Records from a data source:
============================================================
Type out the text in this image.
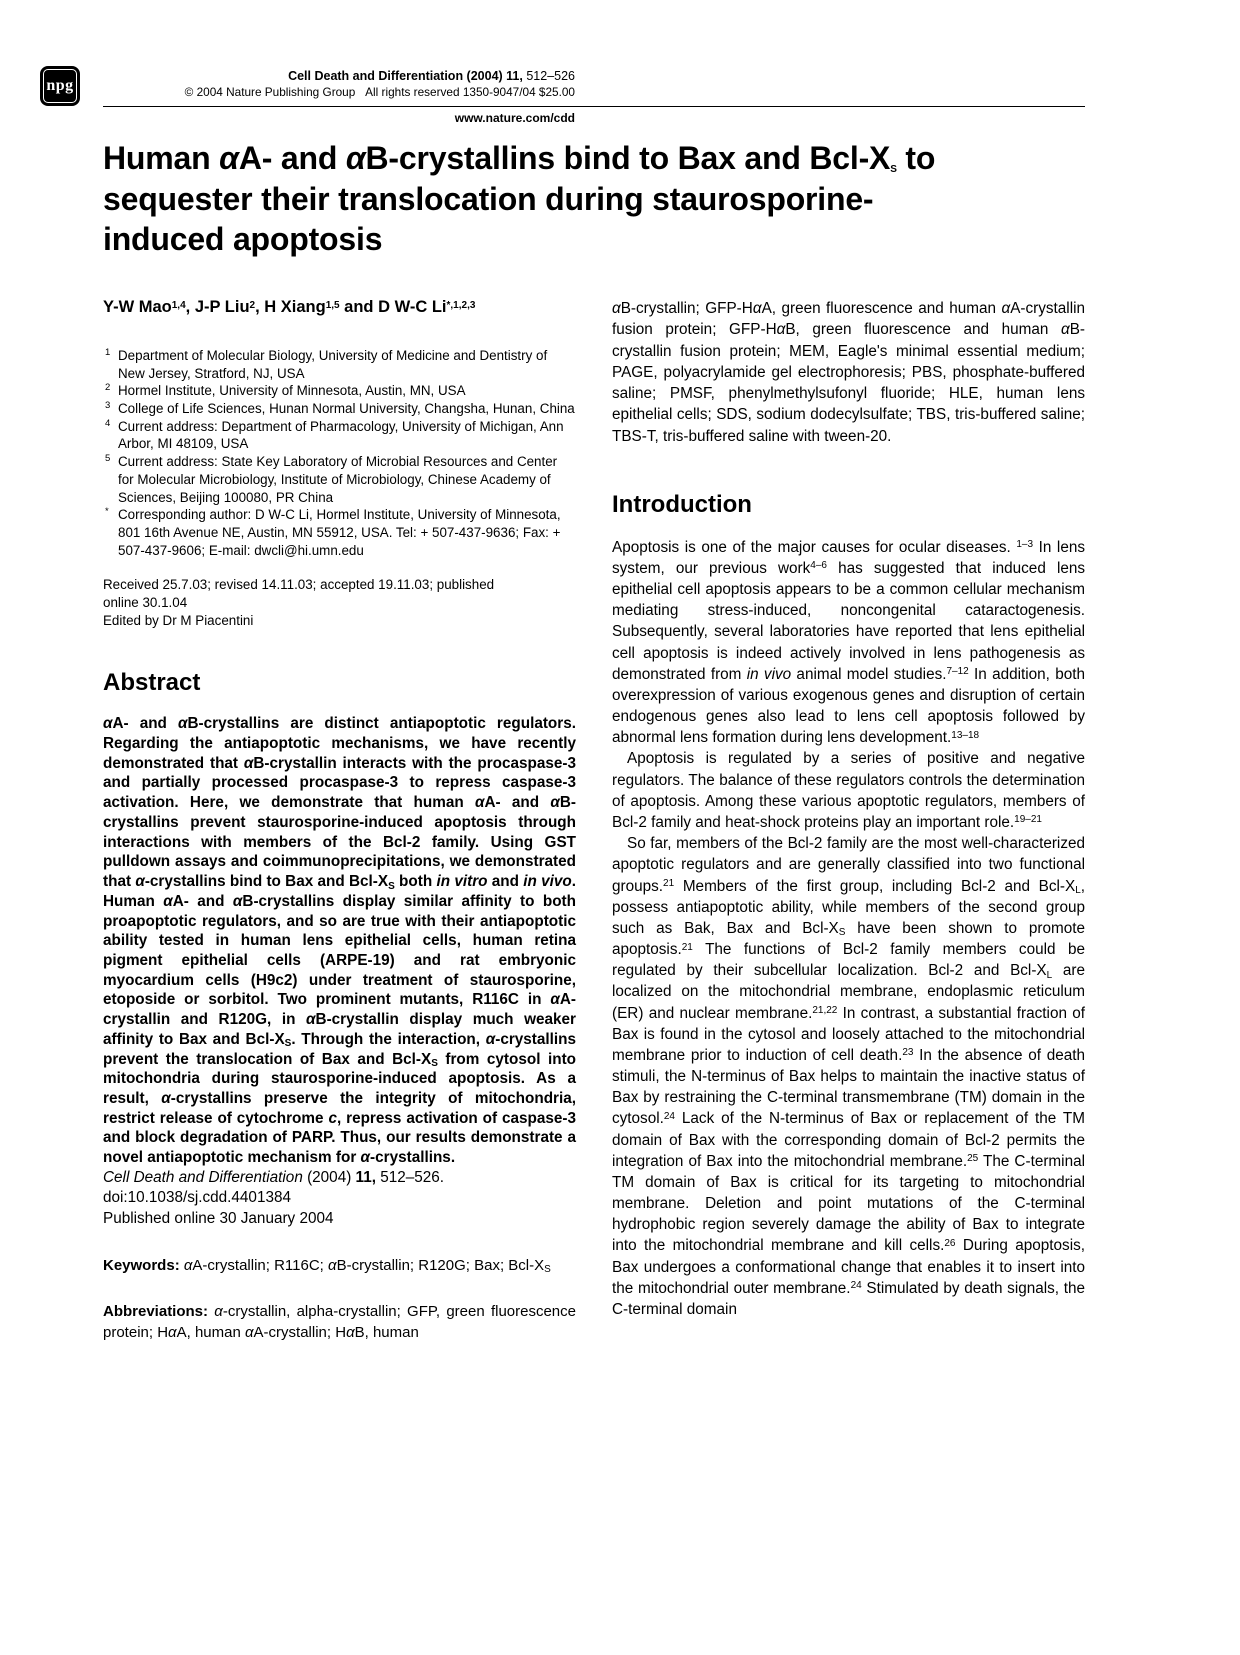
npg
Cell Death and Differentiation (2004) 11, 512–526
© 2004 Nature Publishing Group   All rights reserved 1350-9047/04 $25.00
www.nature.com/cdd
Human αA- and αB-crystallins bind to Bax and Bcl-$X_S$ to
sequester their translocation during staurosporine-
induced apoptosis
Y-W Mao$^{1,4}$, J-P Liu$^2$, H Xiang$^{1,5}$ and D W-C $Li^{*,1,2,3}$
1 Department of Molecular Biology, University of Medicine and Dentistry of New Jersey, Stratford, NJ, USA
2 Hormel Institute, University of Minnesota, Austin, MN, USA
3 College of Life Sciences, Hunan Normal University, Changsha, Hunan, China
4 Current address: Department of Pharmacology, University of Michigan, Ann Arbor, MI 48109, USA
5 Current address: State Key Laboratory of Microbial Resources and Center for Molecular Microbiology, Institute of Microbiology, Chinese Academy of Sciences, Beijing 100080, PR China
* Corresponding author: D W-C Li, Hormel Institute, University of Minnesota, 801 16th Avenue NE, Austin, MN 55912, USA. Tel: + 507-437-9636; Fax: + 507-437-9606; E-mail: dwcli@hi.umn.edu
Received 25.7.03; revised 14.11.03; accepted 19.11.03; published online 30.1.04
Edited by Dr M Piacentini
Abstract

αA- and αB-crystallins are distinct antiapoptotic regulators. Regarding the antiapoptotic mechanisms, we have recently demonstrated that αB-crystallin interacts with the procaspase-3 and partially processed procaspase-3 to repress caspase-3 activation. Here, we demonstrate that human αA- and αB-crystallins prevent staurosporine-induced apoptosis through interactions with members of the Bcl-2 family. Using GST pulldown assays and coimmunoprecipitations, we demonstrated that α-crystallins bind to Bax and Bcl-$X_S$ both in vitro and in vivo. Human αA- and αB-crystallins display similar affinity to both proapoptotic regulators, and so are true with their antiapoptotic ability tested in human lens epithelial cells, human retina pigment epithelial cells (ARPE-19) and rat embryonic myocardium cells (H9c2) under treatment of staurosporine, etoposide or sorbitol. Two prominent mutants, R116C in αA-crystallin and R120G, in αB-crystallin display much weaker affinity to Bax and Bcl-$X_S$. Through the interaction, α-crystallins prevent the translocation of Bax and Bcl-$X_S$ from cytosol into mitochondria during staurosporine-induced apoptosis. As a result, α-crystallins preserve the integrity of mitochondria, restrict release of cytochrome c, repress activation of caspase-3 and block degradation of PARP. Thus, our results demonstrate a novel antiapoptotic mechanism for α-crystallins.

Cell Death and Differentiation (2004) 11, 512–526.

doi:10.1038/sj.cdd.4401384

Published online 30 January 2004

Keywords: αA-crystallin; R116C; αB-crystallin; R120G; Bax; Bcl-$X_S$

Abbreviations: α-crystallin, alpha-crystallin; GFP, green fluorescence protein; HαA, human αA-crystallin; HαB, human

αB-crystallin; GFP-HαA, green fluorescence and human αA-crystallin fusion protein; GFP-HαB, green fluorescence and human αB-crystallin fusion protein; MEM, Eagle's minimal essential medium; PAGE, polyacrylamide gel electrophoresis; PBS, phosphate-buffered saline; PMSF, phenylmethylsufonyl fluoride; HLE, human lens epithelial cells; SDS, sodium dodecylsulfate; TBS, tris-buffered saline; TBS-T, tris-buffered saline with tween-20.

Introduction

Apoptosis is one of the major causes for ocular diseases. $^{1-3}$ In lens system, our previous work$^{4-6}$ has suggested that induced lens epithelial cell apoptosis appears to be a common cellular mechanism mediating stress-induced, noncongenital cataractogenesis. Subsequently, several laboratories have reported that lens epithelial cell apoptosis is indeed actively involved in lens pathogenesis as demonstrated from in vivo animal model studies.$^{7-12}$ In addition, both overexpression of various exogenous genes and disruption of certain endogenous genes also lead to lens cell apoptosis followed by abnormal lens formation during lens development.$^{13-18}$

Apoptosis is regulated by a series of positive and negative regulators. The balance of these regulators controls the determination of apoptosis. Among these various apoptotic regulators, members of Bcl-2 family and heat-shock proteins play an important role.$^{19-21}$

So far, members of the Bcl-2 family are the most well-characterized apoptotic regulators and are generally classified into two functional groups.$^{21}$ Members of the first group, including Bcl-2 and Bcl-$X_L$, possess antiapoptotic ability, while members of the second group such as Bak, Bax and Bcl-$X_S$ have been shown to promote apoptosis.$^{21}$ The functions of Bcl-2 family members could be regulated by their subcellular localization. Bcl-2 and Bcl-$X_L$ are localized on the mitochondrial membrane, endoplasmic reticulum (ER) and nuclear membrane.$^{21,22}$ In contrast, a substantial fraction of Bax is found in the cytosol and loosely attached to the mitochondrial membrane prior to induction of cell death.$^{23}$ In the absence of death stimuli, the N-terminus of Bax helps to maintain the inactive status of Bax by restraining the C-terminal transmembrane (TM) domain in the cytosol.$^{24}$ Lack of the N-terminus of Bax or replacement of the TM domain of Bax with the corresponding domain of Bcl-2 permits the integration of Bax into the mitochondrial membrane.$^{25}$ The C-terminal TM domain of Bax is critical for its targeting to mitochondrial membrane. Deletion and point mutations of the C-terminal hydrophobic region severely damage the ability of Bax to integrate into the mitochondrial membrane and kill cells.$^{26}$ During apoptosis, Bax undergoes a conformational change that enables it to insert into the mitochondrial outer membrane.$^{24}$ Stimulated by death signals, the C-terminal domain
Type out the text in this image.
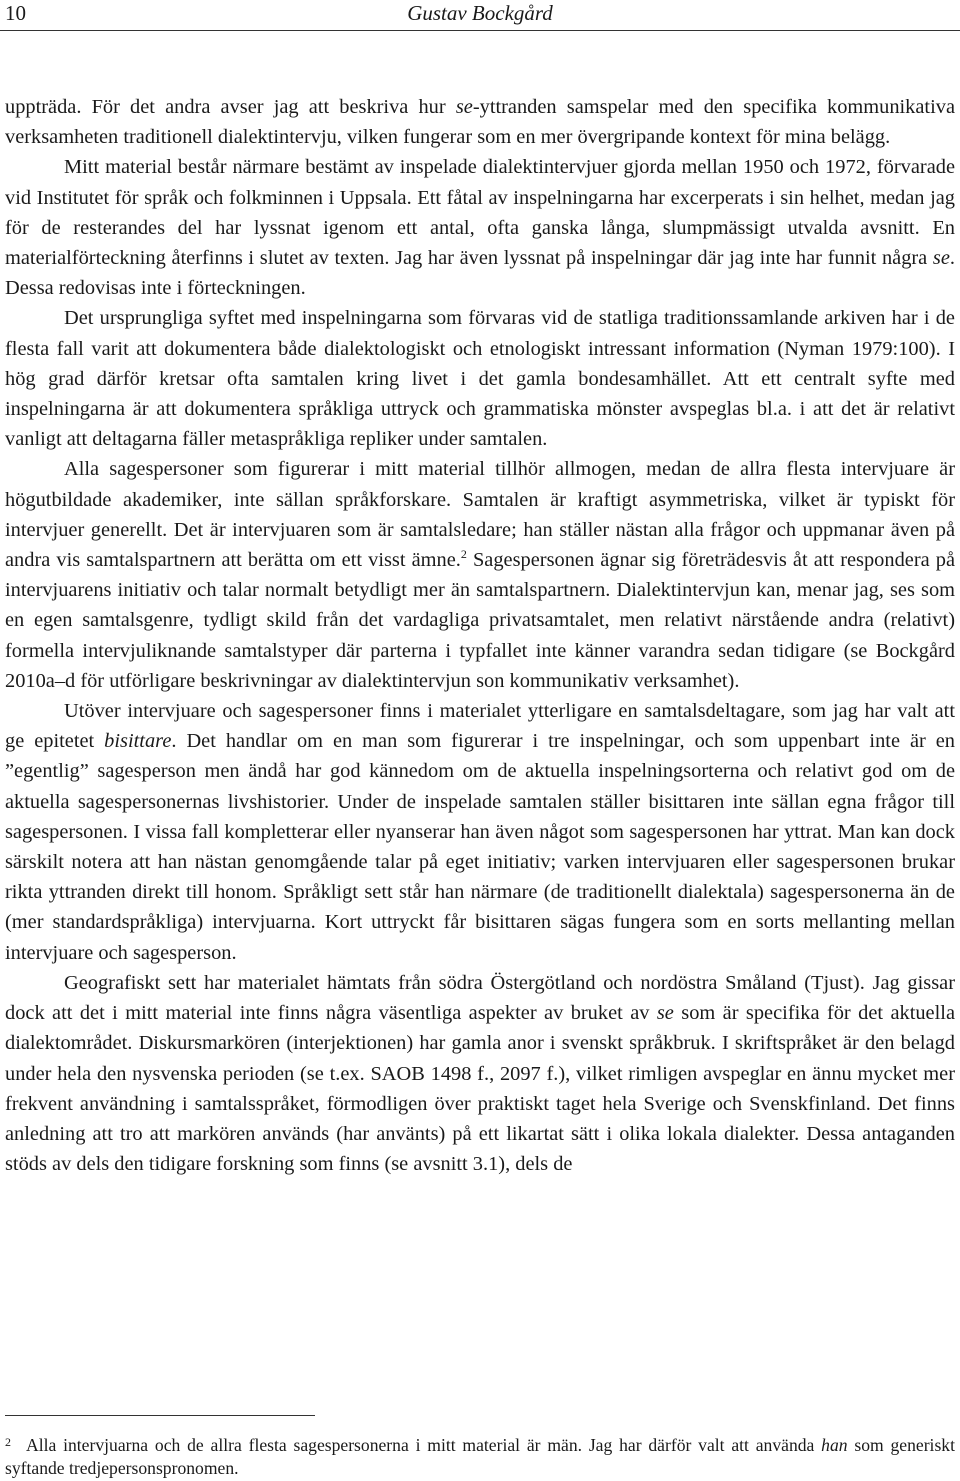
10	Gustav Bockgård

uppträda. För det andra avser jag att beskriva hur se-yttranden samspelar med den specifika kommunikativa verksamheten traditionell dialektintervju, vilken fungerar som en mer övergripande kontext för mina belägg.

Mitt material består närmare bestämt av inspelade dialektintervjuer gjorda mellan 1950 och 1972, förvarade vid Institutet för språk och folkminnen i Uppsala. Ett fåtal av inspelningarna har excerperats i sin helhet, medan jag för de resterandes del har lyssnat igenom ett antal, ofta ganska långa, slumpmässigt utvalda avsnitt. En materialförteckning återfinns i slutet av texten. Jag har även lyssnat på inspelningar där jag inte har funnit några se. Dessa redovisas inte i förteckningen.

Det ursprungliga syftet med inspelningarna som förvaras vid de statliga traditionssamlande arkiven har i de flesta fall varit att dokumentera både dialektologiskt och etnologiskt intressant information (Nyman 1979:100). I hög grad därför kretsar ofta samtalen kring livet i det gamla bondesamhället. Att ett centralt syfte med inspelningarna är att dokumentera språkliga uttryck och grammatiska mönster avspeglas bl.a. i att det är relativt vanligt att deltagarna fäller metaspråkliga repliker under samtalen.

Alla sagespersoner som figurerar i mitt material tillhör allmogen, medan de allra flesta intervjuare är högutbildade akademiker, inte sällan språkforskare. Samtalen är kraftigt asymmetriska, vilket är typiskt för intervjuer generellt. Det är intervjuaren som är samtalsledare; han ställer nästan alla frågor och uppmanar även på andra vis samtalspartnern att berätta om ett visst ämne.$^2$ Sagespersonen ägnar sig företrädesvis åt att respondera på intervjuarens initiativ och talar normalt betydligt mer än samtalspartnern. Dialektintervjun kan, menar jag, ses som en egen samtalsgenre, tydligt skild från det vardagliga privatsamtalet, men relativt närstående andra (relativt) formella intervjuliknande samtalstyper där parterna i typfallet inte känner varandra sedan tidigare (se Bockgård 2010a–d för utförligare beskrivningar av dialektintervjun son kommunikativ verksamhet).

Utöver intervjuare och sagespersoner finns i materialet ytterligare en samtalsdeltagare, som jag har valt att ge epitetet bisittare. Det handlar om en man som figurerar i tre inspelningar, och som uppenbart inte är en ”egentlig” sagesperson men ändå har god kännedom om de aktuella inspelningsorterna och relativt god om de aktuella sagespersonernas livshistorier. Under de inspelade samtalen ställer bisittaren inte sällan egna frågor till sagespersonen. I vissa fall kompletterar eller nyanserar han även något som sagespersonen har yttrat. Man kan dock särskilt notera att han nästan genomgående talar på eget initiativ; varken intervjuaren eller sagespersonen brukar rikta yttranden direkt till honom. Språkligt sett står han närmare (de traditionellt dialektala) sagespersonerna än de (mer standardspråkliga) intervjuarna. Kort uttryckt får bisittaren sägas fungera som en sorts mellanting mellan intervjuare och sagesperson.

Geografiskt sett har materialet hämtats från södra Östergötland och nordöstra Småland (Tjust). Jag gissar dock att det i mitt material inte finns några väsentliga aspekter av bruket av se som är specifika för det aktuella dialektområdet. Diskursmarkören (interjektionen) har gamla anor i svenskt språkbruk. I skriftspråket är den belagd under hela den nysvenska perioden (se t.ex. SAOB 1498 f., 2097 f.), vilket rimligen avspeglar en ännu mycket mer frekvent användning i samtalsspråket, förmodligen över praktiskt taget hela Sverige och Svenskfinland. Det finns anledning att tro att markören används (har använts) på ett likartat sätt i olika lokala dialekter. Dessa antaganden stöds av dels den tidigare forskning som finns (se avsnitt 3.1), dels de

2 Alla intervjuarna och de allra flesta sagespersonerna i mitt material är män. Jag har därför valt att använda han som generiskt syftande tredjepersonspronomen.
============================================================
WHAT THE TASK ASKS: Please report every line of the records above that contains the word "fluorescence".

OUTPUT FOR THIS EXERCISE:
Abbreviations: α-crystallin, alpha-crystallin; GFP, green fluorescence protein; HαA, human αA-crystallin; HαB, human
αB-crystallin; GFP-HαA, green fluorescence and human αA-crystallin fusion protein; GFP-HαB, green fluorescence and human αB-crystallin fusion protein; MEM, Eagle's minimal essential medium; PAGE, polyacrylamide gel electrophoresis; PBS, phosphate-buffered saline; PMSF, phenylmethylsufonyl fluoride; HLE, human lens epithelial cells; SDS, sodium dodecylsulfate; TBS, tris-buffered saline; TBS-T, tris-buffered saline with tween-20.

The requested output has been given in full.